Written instruction
Reproduce all of the data exactly.

[Some records]
──────────

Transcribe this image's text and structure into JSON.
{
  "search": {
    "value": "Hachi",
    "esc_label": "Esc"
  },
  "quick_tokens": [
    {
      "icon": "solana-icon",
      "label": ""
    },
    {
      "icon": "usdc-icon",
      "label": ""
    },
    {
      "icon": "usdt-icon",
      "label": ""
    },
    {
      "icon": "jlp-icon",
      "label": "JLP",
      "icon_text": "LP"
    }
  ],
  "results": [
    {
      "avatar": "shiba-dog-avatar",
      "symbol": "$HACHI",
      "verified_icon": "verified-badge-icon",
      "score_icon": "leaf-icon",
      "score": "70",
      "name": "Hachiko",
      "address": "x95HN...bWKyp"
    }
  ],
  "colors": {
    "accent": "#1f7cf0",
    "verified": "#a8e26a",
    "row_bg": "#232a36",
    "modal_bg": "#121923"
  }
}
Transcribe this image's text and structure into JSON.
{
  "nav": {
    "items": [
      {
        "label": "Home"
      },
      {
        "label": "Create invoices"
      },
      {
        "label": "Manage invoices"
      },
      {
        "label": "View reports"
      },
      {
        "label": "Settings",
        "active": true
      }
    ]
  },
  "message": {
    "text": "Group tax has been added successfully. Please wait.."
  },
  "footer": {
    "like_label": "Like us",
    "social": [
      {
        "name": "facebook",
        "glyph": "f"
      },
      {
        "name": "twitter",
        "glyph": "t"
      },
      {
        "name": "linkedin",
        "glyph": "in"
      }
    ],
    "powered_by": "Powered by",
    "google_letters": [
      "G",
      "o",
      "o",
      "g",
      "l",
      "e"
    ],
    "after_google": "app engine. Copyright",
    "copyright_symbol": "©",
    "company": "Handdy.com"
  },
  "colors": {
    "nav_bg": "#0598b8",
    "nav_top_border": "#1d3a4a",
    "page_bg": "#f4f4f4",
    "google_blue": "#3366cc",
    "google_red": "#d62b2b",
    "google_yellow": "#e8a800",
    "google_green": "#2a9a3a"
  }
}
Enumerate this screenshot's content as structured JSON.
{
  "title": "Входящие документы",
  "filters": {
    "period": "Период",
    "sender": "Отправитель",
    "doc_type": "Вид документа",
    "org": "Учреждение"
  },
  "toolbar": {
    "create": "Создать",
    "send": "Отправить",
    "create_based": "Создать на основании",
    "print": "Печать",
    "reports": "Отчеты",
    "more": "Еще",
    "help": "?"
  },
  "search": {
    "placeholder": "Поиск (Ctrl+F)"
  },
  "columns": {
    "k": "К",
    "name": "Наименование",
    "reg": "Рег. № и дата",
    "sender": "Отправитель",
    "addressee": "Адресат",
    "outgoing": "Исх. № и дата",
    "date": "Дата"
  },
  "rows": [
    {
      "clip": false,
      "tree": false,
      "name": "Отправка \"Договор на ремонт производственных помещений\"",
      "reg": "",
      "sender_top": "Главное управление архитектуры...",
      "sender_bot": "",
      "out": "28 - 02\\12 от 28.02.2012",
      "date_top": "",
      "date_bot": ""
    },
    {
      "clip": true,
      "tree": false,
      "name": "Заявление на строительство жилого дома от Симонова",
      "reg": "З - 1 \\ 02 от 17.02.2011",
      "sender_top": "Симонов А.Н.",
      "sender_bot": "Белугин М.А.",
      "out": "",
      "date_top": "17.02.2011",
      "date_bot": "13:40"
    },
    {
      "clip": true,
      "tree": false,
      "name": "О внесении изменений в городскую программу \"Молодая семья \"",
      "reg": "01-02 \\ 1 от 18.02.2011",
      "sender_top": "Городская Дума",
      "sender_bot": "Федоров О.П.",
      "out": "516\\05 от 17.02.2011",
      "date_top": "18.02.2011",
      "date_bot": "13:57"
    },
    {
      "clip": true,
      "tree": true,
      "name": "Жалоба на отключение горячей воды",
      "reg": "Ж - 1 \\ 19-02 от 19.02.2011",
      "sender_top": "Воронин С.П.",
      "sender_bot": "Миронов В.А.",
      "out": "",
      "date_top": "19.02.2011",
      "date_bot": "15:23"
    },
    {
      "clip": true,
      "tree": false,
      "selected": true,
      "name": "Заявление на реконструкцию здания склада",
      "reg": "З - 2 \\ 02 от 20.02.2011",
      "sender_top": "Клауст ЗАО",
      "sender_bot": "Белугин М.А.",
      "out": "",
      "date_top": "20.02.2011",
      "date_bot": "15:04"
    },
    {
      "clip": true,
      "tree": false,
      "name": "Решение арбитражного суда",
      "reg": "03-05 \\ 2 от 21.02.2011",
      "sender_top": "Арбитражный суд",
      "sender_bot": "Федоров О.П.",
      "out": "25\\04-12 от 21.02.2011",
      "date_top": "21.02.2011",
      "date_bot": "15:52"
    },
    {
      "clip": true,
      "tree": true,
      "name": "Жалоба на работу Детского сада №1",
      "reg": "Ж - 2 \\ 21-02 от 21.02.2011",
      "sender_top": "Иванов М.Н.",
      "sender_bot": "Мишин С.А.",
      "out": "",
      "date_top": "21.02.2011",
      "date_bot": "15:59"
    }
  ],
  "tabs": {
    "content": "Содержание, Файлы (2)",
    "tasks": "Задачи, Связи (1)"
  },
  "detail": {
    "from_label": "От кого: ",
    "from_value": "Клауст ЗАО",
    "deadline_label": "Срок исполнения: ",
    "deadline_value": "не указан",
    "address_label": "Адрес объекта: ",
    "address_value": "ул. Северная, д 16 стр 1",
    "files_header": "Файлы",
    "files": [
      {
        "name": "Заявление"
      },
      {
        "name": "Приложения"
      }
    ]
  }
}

──────────

Answer to this problem
Transcribe this image's text and structure into JSON.
{
  "search": {
    "value": "Hachi",
    "esc_label": "Esc"
  },
  "quick_tokens": [
    {
      "icon": "solana-icon",
      "label": ""
    },
    {
      "icon": "usdc-icon",
      "label": ""
    },
    {
      "icon": "usdt-icon",
      "label": ""
    },
    {
      "icon": "jlp-icon",
      "label": "JLP",
      "icon_text": "LP"
    }
  ],
  "results": [
    {
      "avatar": "shiba-dog-avatar",
      "symbol": "$HACHI",
      "verified_icon": "verified-badge-icon",
      "score_icon": "leaf-icon",
      "score": "70",
      "name": "Hachiko",
      "address": "x95HN...bWKyp"
    }
  ],
  "colors": {
    "accent": "#1f7cf0",
    "verified": "#a8e26a",
    "row_bg": "#232a36",
    "modal_bg": "#121923"
  }
}
Transcribe this image's text and structure into JSON.
{
  "nav": {
    "items": [
      {
        "label": "Home"
      },
      {
        "label": "Create invoices"
      },
      {
        "label": "Manage invoices"
      },
      {
        "label": "View reports"
      },
      {
        "label": "Settings",
        "active": true
      }
    ]
  },
  "message": {
    "text": "Group tax has been added successfully. Please wait.."
  },
  "footer": {
    "like_label": "Like us",
    "social": [
      {
        "name": "facebook",
        "glyph": "f"
      },
      {
        "name": "twitter",
        "glyph": "t"
      },
      {
        "name": "linkedin",
        "glyph": "in"
      }
    ],
    "powered_by": "Powered by",
    "google_letters": [
      "G",
      "o",
      "o",
      "g",
      "l",
      "e"
    ],
    "after_google": "app engine. Copyright",
    "copyright_symbol": "©",
    "company": "Handdy.com"
  },
  "colors": {
    "nav_bg": "#0598b8",
    "nav_top_border": "#1d3a4a",
    "page_bg": "#f4f4f4",
    "google_blue": "#3366cc",
    "google_red": "#d62b2b",
    "google_yellow": "#e8a800",
    "google_green": "#2a9a3a"
  }
}
Enumerate this screenshot's content as structured JSON.
{
  "title": "Входящие документы",
  "filters": {
    "period": "Период",
    "sender": "Отправитель",
    "doc_type": "Вид документа",
    "org": "Учреждение"
  },
  "toolbar": {
    "create": "Создать",
    "send": "Отправить",
    "create_based": "Создать на основании",
    "print": "Печать",
    "reports": "Отчеты",
    "more": "Еще",
    "help": "?"
  },
  "search": {
    "placeholder": "Поиск (Ctrl+F)"
  },
  "columns": {
    "k": "К",
    "name": "Наименование",
    "reg": "Рег. № и дата",
    "sender": "Отправитель",
    "addressee": "Адресат",
    "outgoing": "Исх. № и дата",
    "date": "Дата"
  },
  "rows": [
    {
      "clip": false,
      "tree": false,
      "name": "Отправка \"Договор на ремонт производственных помещений\"",
      "reg": "",
      "sender_top": "Главное управление архитектуры...",
      "sender_bot": "",
      "out": "28 - 02\\12 от 28.02.2012",
      "date_top": "",
      "date_bot": ""
    },
    {
      "clip": true,
      "tree": false,
      "name": "Заявление на строительство жилого дома от Симонова",
      "reg": "З - 1 \\ 02 от 17.02.2011",
      "sender_top": "Симонов А.Н.",
      "sender_bot": "Белугин М.А.",
      "out": "",
      "date_top": "17.02.2011",
      "date_bot": "13:40"
    },
    {
      "clip": true,
      "tree": false,
      "name": "О внесении изменений в городскую программу \"Молодая семья \"",
      "reg": "01-02 \\ 1 от 18.02.2011",
      "sender_top": "Городская Дума",
      "sender_bot": "Федоров О.П.",
      "out": "516\\05 от 17.02.2011",
      "date_top": "18.02.2011",
      "date_bot": "13:57"
    },
    {
      "clip": true,
      "tree": true,
      "name": "Жалоба на отключение горячей воды",
      "reg": "Ж - 1 \\ 19-02 от 19.02.2011",
      "sender_top": "Воронин С.П.",
      "sender_bot": "Миронов В.А.",
      "out": "",
      "date_top": "19.02.2011",
      "date_bot": "15:23"
    },
    {
      "clip": true,
      "tree": false,
      "selected": true,
      "name": "Заявление на реконструкцию здания склада",
      "reg": "З - 2 \\ 02 от 20.02.2011",
      "sender_top": "Клауст ЗАО",
      "sender_bot": "Белугин М.А.",
      "out": "",
      "date_top": "20.02.2011",
      "date_bot": "15:04"
    },
    {
      "clip": true,
      "tree": false,
      "name": "Решение арбитражного суда",
      "reg": "03-05 \\ 2 от 21.02.2011",
      "sender_top": "Арбитражный суд",
      "sender_bot": "Федоров О.П.",
      "out": "25\\04-12 от 21.02.2011",
      "date_top": "21.02.2011",
      "date_bot": "15:52"
    },
    {
      "clip": true,
      "tree": true,
      "name": "Жалоба на работу Детского сада №1",
      "reg": "Ж - 2 \\ 21-02 от 21.02.2011",
      "sender_top": "Иванов М.Н.",
      "sender_bot": "Мишин С.А.",
      "out": "",
      "date_top": "21.02.2011",
      "date_bot": "15:59"
    }
  ],
  "tabs": {
    "content": "Содержание, Файлы (2)",
    "tasks": "Задачи, Связи (1)"
  },
  "detail": {
    "from_label": "От кого: ",
    "from_value": "Клауст ЗАО",
    "deadline_label": "Срок исполнения: ",
    "deadline_value": "не указан",
    "address_label": "Адрес объекта: ",
    "address_value": "ул. Северная, д 16 стр 1",
    "files_header": "Файлы",
    "files": [
      {
        "name": "Заявление"
      },
      {
        "name": "Приложения"
      }
    ]
  }
}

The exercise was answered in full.